EXERCISE TASK —
Lift out all lines below that contain "this".

>> BEGIN MATERIAL SUPPLIED

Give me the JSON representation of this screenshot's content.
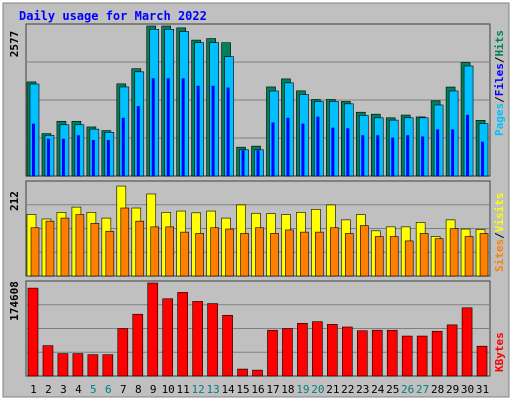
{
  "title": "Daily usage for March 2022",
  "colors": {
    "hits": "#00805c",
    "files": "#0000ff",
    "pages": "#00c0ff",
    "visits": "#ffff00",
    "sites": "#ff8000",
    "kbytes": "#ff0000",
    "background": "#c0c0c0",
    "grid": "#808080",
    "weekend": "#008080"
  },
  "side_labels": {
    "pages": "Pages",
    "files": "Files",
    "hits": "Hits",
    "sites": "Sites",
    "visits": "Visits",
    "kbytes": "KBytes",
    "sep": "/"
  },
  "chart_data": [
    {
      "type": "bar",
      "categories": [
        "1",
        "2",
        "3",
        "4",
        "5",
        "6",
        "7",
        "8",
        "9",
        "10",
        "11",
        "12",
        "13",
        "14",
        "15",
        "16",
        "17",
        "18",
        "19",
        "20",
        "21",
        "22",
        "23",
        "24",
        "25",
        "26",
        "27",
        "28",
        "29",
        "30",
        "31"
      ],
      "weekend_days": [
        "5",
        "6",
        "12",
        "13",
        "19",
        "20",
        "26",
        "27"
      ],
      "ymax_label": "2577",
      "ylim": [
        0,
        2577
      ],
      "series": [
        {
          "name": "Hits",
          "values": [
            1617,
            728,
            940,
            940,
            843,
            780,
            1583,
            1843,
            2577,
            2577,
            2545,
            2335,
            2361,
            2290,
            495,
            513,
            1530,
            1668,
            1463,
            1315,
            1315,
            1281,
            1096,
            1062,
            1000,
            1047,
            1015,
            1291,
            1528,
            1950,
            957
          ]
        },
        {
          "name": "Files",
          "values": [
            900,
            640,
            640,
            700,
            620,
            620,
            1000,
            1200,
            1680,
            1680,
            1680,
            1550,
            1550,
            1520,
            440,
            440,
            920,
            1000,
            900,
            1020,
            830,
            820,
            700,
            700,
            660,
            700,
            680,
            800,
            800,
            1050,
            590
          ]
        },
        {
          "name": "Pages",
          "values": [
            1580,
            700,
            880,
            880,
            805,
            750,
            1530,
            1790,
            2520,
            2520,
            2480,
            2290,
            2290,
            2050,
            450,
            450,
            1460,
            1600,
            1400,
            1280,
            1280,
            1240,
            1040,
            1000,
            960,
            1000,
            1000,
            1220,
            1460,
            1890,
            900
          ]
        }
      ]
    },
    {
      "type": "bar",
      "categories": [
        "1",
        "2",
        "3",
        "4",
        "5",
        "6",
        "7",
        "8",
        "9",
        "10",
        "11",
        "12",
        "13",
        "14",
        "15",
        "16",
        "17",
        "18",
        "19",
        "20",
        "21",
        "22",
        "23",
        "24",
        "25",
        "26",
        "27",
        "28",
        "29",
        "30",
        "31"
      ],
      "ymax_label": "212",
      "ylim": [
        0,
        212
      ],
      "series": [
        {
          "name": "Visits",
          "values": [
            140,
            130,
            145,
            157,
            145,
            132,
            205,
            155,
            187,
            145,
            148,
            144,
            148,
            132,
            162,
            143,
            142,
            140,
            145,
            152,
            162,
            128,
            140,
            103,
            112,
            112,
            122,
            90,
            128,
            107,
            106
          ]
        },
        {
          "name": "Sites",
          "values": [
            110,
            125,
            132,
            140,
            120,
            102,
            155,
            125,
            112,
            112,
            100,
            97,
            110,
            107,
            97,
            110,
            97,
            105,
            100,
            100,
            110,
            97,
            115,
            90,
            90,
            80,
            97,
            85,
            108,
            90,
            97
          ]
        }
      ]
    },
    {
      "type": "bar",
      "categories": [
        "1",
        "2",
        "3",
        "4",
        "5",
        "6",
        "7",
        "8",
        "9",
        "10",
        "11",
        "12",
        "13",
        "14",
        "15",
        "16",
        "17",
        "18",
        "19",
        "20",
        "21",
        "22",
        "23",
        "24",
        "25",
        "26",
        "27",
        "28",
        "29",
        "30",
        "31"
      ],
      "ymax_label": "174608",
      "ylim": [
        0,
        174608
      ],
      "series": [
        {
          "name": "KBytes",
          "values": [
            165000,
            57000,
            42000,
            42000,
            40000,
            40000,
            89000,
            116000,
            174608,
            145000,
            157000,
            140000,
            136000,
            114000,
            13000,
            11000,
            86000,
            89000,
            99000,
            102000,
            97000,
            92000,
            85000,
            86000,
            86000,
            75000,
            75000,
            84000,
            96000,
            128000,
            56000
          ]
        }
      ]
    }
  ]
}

>> END MATERIAL SUPPLIED
>> BEGIN MATERIAL SUPPLIED

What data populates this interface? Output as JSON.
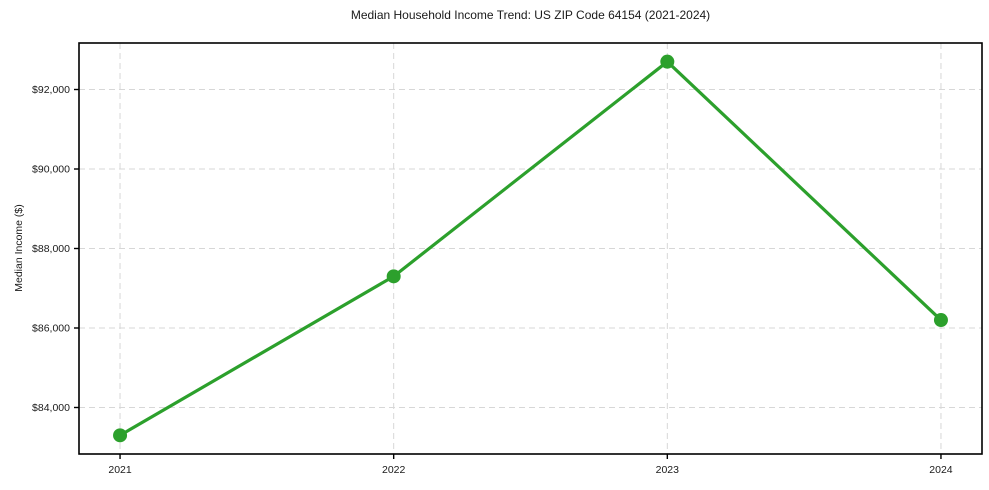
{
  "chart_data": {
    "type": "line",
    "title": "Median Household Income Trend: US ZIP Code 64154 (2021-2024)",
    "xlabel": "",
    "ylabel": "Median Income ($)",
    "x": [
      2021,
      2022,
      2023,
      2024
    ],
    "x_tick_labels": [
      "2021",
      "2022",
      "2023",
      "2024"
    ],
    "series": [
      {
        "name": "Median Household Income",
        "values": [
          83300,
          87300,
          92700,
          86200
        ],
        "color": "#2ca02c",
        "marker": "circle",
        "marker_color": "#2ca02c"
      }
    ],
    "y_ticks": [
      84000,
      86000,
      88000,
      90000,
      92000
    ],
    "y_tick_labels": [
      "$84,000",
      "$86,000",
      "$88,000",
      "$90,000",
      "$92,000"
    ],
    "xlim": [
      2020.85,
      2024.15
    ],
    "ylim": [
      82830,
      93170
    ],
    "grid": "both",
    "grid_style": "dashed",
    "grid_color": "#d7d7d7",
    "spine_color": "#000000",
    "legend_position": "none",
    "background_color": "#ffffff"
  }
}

>> END MATERIAL SUPPLIED
>> BEGIN MATERIAL SUPPLIED

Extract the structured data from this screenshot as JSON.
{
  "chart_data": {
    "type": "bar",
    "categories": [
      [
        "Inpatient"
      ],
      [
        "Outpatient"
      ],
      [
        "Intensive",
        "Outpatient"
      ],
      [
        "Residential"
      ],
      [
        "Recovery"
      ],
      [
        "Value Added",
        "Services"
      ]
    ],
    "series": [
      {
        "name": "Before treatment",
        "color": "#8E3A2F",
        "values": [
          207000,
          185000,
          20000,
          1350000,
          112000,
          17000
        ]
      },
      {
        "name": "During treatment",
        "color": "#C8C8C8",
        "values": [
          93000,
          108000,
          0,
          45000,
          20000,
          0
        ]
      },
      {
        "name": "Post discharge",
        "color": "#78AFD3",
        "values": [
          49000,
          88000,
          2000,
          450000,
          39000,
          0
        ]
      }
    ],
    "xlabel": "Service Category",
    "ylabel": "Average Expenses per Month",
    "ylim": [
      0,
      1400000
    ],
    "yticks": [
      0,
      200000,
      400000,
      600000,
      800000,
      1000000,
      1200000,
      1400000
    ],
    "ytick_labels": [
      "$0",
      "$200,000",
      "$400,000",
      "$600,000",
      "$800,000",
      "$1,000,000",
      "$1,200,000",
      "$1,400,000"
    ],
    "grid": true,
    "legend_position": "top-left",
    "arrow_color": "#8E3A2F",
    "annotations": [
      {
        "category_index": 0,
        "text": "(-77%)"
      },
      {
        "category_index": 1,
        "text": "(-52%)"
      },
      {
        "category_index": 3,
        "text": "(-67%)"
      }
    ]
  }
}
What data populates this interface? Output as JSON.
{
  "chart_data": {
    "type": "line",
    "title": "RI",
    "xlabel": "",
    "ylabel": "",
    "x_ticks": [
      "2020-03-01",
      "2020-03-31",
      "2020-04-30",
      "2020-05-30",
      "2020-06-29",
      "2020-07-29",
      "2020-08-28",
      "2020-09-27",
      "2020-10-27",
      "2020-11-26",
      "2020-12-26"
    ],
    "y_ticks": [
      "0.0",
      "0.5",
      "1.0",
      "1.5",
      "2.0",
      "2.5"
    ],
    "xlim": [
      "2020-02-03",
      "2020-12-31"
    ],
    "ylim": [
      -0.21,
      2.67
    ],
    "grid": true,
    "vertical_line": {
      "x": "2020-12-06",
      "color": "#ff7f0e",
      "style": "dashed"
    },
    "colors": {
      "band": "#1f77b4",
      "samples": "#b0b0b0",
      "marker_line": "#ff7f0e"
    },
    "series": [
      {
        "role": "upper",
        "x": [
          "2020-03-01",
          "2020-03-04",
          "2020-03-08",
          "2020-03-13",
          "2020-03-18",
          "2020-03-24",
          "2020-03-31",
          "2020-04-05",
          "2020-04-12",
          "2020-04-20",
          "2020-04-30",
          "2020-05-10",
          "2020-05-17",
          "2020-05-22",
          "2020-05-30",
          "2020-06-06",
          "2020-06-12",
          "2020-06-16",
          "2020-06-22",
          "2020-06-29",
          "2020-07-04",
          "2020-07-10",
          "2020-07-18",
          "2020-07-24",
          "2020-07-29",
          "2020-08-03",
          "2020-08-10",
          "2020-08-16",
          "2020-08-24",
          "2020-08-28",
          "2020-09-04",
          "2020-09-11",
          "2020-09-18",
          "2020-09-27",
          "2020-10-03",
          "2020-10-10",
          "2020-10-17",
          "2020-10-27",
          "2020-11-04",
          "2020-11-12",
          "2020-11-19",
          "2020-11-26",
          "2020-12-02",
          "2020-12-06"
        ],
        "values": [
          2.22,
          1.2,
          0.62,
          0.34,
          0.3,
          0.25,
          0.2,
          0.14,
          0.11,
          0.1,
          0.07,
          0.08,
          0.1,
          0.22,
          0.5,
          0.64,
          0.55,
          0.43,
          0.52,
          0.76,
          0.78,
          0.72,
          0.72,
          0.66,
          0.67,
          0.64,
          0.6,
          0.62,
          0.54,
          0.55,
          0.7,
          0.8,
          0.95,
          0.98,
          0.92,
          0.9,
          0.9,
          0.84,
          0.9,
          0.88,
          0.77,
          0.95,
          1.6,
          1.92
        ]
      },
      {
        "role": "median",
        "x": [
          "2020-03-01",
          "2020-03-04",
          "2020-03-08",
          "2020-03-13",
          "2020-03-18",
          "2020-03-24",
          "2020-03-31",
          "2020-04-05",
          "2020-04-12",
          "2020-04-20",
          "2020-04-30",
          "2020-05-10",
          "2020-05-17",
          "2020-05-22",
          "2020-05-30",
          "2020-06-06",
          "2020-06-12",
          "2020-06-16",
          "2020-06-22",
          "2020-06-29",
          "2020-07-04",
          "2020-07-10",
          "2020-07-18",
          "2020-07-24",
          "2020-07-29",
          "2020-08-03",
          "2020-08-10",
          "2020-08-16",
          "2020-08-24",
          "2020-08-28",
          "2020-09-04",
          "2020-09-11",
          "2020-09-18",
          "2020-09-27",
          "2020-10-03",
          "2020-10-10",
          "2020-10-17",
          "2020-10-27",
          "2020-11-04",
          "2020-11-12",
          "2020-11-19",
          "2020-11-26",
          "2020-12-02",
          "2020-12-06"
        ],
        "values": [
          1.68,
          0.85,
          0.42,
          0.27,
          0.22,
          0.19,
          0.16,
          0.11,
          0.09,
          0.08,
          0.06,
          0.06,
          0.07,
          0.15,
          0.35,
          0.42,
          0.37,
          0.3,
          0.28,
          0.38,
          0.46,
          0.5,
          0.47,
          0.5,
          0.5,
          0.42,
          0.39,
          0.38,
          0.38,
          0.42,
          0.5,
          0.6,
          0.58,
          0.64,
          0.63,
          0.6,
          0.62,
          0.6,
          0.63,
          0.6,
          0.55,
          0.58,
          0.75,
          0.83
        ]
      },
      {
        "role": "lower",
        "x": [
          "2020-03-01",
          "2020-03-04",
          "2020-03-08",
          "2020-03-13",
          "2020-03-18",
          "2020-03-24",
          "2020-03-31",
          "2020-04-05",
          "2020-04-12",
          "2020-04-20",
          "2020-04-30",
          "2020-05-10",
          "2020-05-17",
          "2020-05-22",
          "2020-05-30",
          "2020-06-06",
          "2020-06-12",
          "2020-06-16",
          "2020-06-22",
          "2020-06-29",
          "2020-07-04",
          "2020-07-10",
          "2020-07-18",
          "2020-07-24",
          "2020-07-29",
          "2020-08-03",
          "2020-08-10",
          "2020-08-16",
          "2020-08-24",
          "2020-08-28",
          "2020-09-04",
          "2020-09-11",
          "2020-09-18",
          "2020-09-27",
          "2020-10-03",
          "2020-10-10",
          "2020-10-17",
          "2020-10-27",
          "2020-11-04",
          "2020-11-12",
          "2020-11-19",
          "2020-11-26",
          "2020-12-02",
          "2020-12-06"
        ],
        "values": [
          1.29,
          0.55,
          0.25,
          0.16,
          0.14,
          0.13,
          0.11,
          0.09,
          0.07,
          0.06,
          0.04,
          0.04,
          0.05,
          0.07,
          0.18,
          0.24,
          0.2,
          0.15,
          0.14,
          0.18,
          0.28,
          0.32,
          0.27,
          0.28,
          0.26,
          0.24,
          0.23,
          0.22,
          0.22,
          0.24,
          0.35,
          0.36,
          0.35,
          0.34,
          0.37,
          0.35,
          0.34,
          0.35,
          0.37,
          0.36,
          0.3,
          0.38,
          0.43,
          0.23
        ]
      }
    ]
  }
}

>> END MATERIAL SUPPLIED

FINAL RESULT —
Give me the JSON representation of this screenshot's content.
What data populates this interface? Output as JSON.
Extract the structured data from this screenshot as JSON.
What data populates this interface? Output as JSON.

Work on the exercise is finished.